+++ THE DATA +++

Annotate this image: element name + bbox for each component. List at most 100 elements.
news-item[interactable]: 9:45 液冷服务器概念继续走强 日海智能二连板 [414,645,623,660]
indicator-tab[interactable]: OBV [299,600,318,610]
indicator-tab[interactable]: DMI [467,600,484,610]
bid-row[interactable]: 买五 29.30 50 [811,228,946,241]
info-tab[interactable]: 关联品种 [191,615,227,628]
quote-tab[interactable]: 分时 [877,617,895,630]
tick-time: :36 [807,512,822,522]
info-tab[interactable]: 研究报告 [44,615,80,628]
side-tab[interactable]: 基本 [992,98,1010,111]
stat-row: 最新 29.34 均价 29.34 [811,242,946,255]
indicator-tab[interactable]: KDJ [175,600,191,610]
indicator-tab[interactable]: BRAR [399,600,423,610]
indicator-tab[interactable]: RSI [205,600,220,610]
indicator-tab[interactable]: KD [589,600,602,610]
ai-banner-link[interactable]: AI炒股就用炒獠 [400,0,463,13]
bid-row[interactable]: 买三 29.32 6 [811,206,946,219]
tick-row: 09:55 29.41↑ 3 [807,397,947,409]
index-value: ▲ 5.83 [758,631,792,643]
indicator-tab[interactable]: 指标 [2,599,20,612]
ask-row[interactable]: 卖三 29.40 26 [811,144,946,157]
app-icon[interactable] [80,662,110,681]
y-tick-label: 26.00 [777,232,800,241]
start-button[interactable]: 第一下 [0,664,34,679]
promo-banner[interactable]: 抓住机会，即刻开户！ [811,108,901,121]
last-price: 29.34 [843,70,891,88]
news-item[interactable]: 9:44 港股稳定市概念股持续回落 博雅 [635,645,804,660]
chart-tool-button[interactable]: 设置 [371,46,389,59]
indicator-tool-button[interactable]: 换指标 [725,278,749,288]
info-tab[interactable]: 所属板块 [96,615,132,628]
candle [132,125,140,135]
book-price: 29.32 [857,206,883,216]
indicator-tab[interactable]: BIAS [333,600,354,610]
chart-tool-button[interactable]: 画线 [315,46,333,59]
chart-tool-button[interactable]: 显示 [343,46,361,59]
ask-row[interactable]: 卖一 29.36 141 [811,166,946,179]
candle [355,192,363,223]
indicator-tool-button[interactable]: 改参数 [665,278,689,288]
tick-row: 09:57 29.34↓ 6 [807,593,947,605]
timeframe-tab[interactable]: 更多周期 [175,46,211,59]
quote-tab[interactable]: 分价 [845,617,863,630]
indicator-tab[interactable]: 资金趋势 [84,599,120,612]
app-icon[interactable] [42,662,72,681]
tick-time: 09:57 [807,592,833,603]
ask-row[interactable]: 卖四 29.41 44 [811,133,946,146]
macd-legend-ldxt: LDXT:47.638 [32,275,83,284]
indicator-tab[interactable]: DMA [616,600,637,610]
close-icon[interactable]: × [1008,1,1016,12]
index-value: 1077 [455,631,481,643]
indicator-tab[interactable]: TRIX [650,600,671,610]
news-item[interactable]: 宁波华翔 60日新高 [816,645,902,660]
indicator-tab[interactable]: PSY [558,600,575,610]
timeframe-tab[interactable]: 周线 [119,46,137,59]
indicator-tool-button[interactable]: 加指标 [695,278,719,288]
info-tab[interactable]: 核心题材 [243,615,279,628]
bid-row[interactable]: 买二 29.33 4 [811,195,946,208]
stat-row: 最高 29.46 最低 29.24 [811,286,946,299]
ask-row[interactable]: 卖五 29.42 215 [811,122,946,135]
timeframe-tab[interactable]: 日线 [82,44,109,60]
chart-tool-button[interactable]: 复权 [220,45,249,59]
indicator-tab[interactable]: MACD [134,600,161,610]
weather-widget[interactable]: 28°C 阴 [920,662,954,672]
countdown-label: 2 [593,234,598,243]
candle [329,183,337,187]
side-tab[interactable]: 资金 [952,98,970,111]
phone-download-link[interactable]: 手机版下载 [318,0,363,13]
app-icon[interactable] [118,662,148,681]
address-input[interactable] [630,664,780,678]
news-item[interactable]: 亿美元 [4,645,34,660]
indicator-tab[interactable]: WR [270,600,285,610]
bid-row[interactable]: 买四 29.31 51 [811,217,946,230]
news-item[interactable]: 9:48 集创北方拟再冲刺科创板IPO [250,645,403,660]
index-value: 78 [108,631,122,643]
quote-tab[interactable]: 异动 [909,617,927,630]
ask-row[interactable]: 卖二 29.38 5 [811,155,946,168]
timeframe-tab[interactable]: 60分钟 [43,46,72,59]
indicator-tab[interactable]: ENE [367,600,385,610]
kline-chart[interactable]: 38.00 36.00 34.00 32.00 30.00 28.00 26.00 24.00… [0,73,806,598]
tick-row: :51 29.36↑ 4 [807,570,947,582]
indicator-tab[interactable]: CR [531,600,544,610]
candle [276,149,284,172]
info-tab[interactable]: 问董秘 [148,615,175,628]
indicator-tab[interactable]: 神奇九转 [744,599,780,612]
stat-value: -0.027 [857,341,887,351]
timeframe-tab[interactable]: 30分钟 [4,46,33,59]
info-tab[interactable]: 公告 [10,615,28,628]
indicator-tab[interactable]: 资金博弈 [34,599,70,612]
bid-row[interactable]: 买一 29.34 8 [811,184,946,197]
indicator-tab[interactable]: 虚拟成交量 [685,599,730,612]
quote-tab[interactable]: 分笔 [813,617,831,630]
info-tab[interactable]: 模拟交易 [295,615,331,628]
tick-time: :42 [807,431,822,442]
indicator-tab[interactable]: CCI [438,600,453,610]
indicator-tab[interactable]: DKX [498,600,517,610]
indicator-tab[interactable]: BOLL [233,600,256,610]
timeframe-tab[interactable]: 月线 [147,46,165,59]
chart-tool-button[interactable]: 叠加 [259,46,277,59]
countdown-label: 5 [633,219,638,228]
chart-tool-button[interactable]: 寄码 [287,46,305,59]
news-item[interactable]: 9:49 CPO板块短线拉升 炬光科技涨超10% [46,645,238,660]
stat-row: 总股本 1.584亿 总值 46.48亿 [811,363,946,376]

+++

| INSTRUCTIONS TO FOLLOW |
Return every line of the records above without changing anything.

| OUTPUT FOR THIS EXERCISE |
Annotate this image: element name + bbox for each component. List at most 100 elements.
news-item[interactable]: 9:45 液冷服务器概念继续走强 日海智能二连板 [414,645,623,660]
indicator-tab[interactable]: OBV [299,600,318,610]
indicator-tab[interactable]: DMI [467,600,484,610]
bid-row[interactable]: 买五 29.30 50 [811,228,946,241]
info-tab[interactable]: 关联品种 [191,615,227,628]
quote-tab[interactable]: 分时 [877,617,895,630]
tick-time: :36 [807,512,822,522]
info-tab[interactable]: 研究报告 [44,615,80,628]
side-tab[interactable]: 基本 [992,98,1010,111]
stat-row: 最新 29.34 均价 29.34 [811,242,946,255]
indicator-tab[interactable]: KDJ [175,600,191,610]
indicator-tab[interactable]: BRAR [399,600,423,610]
indicator-tab[interactable]: RSI [205,600,220,610]
indicator-tab[interactable]: KD [589,600,602,610]
ai-banner-link[interactable]: AI炒股就用炒獠 [400,0,463,13]
bid-row[interactable]: 买三 29.32 6 [811,206,946,219]
tick-row: 09:55 29.41↑ 3 [807,397,947,409]
index-value: ▲ 5.83 [758,631,792,643]
indicator-tab[interactable]: 指标 [2,599,20,612]
ask-row[interactable]: 卖三 29.40 26 [811,144,946,157]
app-icon[interactable] [80,662,110,681]
y-tick-label: 26.00 [777,232,800,241]
start-button[interactable]: 第一下 [0,664,34,679]
promo-banner[interactable]: 抓住机会，即刻开户！ [811,108,901,121]
last-price: 29.34 [843,70,891,88]
news-item[interactable]: 9:44 港股稳定市概念股持续回落 博雅 [635,645,804,660]
chart-tool-button[interactable]: 设置 [371,46,389,59]
indicator-tool-button[interactable]: 换指标 [725,278,749,288]
info-tab[interactable]: 所属板块 [96,615,132,628]
candle [132,125,140,135]
book-price: 29.32 [857,206,883,216]
indicator-tab[interactable]: BIAS [333,600,354,610]
chart-tool-button[interactable]: 画线 [315,46,333,59]
chart-tool-button[interactable]: 显示 [343,46,361,59]
ask-row[interactable]: 卖一 29.36 141 [811,166,946,179]
candle [355,192,363,223]
indicator-tool-button[interactable]: 改参数 [665,278,689,288]
tick-row: 09:57 29.34↓ 6 [807,593,947,605]
timeframe-tab[interactable]: 更多周期 [175,46,211,59]
quote-tab[interactable]: 分价 [845,617,863,630]
indicator-tab[interactable]: 资金趋势 [84,599,120,612]
app-icon[interactable] [42,662,72,681]
tick-time: 09:57 [807,592,833,603]
ask-row[interactable]: 卖四 29.41 44 [811,133,946,146]
macd-legend-ldxt: LDXT:47.638 [32,275,83,284]
indicator-tab[interactable]: DMA [616,600,637,610]
close-icon[interactable]: × [1008,1,1016,12]
index-value: 1077 [455,631,481,643]
indicator-tab[interactable]: TRIX [650,600,671,610]
news-item[interactable]: 宁波华翔 60日新高 [816,645,902,660]
indicator-tab[interactable]: PSY [558,600,575,610]
timeframe-tab[interactable]: 周线 [119,46,137,59]
indicator-tool-button[interactable]: 加指标 [695,278,719,288]
info-tab[interactable]: 核心题材 [243,615,279,628]
bid-row[interactable]: 买二 29.33 4 [811,195,946,208]
stat-row: 最高 29.46 最低 29.24 [811,286,946,299]
ask-row[interactable]: 卖五 29.42 215 [811,122,946,135]
timeframe-tab[interactable]: 日线 [82,44,109,60]
chart-tool-button[interactable]: 复权 [220,45,249,59]
indicator-tab[interactable]: MACD [134,600,161,610]
weather-widget[interactable]: 28°C 阴 [920,662,954,672]
countdown-label: 2 [593,234,598,243]
candle [329,183,337,187]
side-tab[interactable]: 资金 [952,98,970,111]
phone-download-link[interactable]: 手机版下载 [318,0,363,13]
app-icon[interactable] [118,662,148,681]
address-input[interactable] [630,664,780,678]
news-item[interactable]: 亿美元 [4,645,34,660]
indicator-tab[interactable]: WR [270,600,285,610]
bid-row[interactable]: 买四 29.31 51 [811,217,946,230]
news-item[interactable]: 9:48 集创北方拟再冲刺科创板IPO [250,645,403,660]
index-value: 78 [108,631,122,643]
quote-tab[interactable]: 异动 [909,617,927,630]
ask-row[interactable]: 卖二 29.38 5 [811,155,946,168]
timeframe-tab[interactable]: 60分钟 [43,46,72,59]
indicator-tab[interactable]: ENE [367,600,385,610]
kline-chart[interactable]: 38.00 36.00 34.00 32.00 30.00 28.00 26.00 24.00… [0,73,806,598]
tick-row: :51 29.36↑ 4 [807,570,947,582]
indicator-tab[interactable]: CR [531,600,544,610]
candle [276,149,284,172]
info-tab[interactable]: 问董秘 [148,615,175,628]
indicator-tab[interactable]: 神奇九转 [744,599,780,612]
stat-value: -0.027 [857,341,887,351]
timeframe-tab[interactable]: 30分钟 [4,46,33,59]
info-tab[interactable]: 公告 [10,615,28,628]
indicator-tab[interactable]: 资金博弈 [34,599,70,612]
bid-row[interactable]: 买一 29.34 8 [811,184,946,197]
indicator-tab[interactable]: 虚拟成交量 [685,599,730,612]
quote-tab[interactable]: 分笔 [813,617,831,630]
info-tab[interactable]: 模拟交易 [295,615,331,628]
tick-time: :42 [807,431,822,442]
indicator-tab[interactable]: CCI [438,600,453,610]
indicator-tab[interactable]: DKX [498,600,517,610]
indicator-tab[interactable]: BOLL [233,600,256,610]
timeframe-tab[interactable]: 月线 [147,46,165,59]
chart-tool-button[interactable]: 叠加 [259,46,277,59]
countdown-label: 5 [633,219,638,228]
chart-tool-button[interactable]: 寄码 [287,46,305,59]
news-item[interactable]: 9:49 CPO板块短线拉升 炬光科技涨超10% [46,645,238,660]
stat-row: 总股本 1.584亿 总值 46.48亿 [811,363,946,376]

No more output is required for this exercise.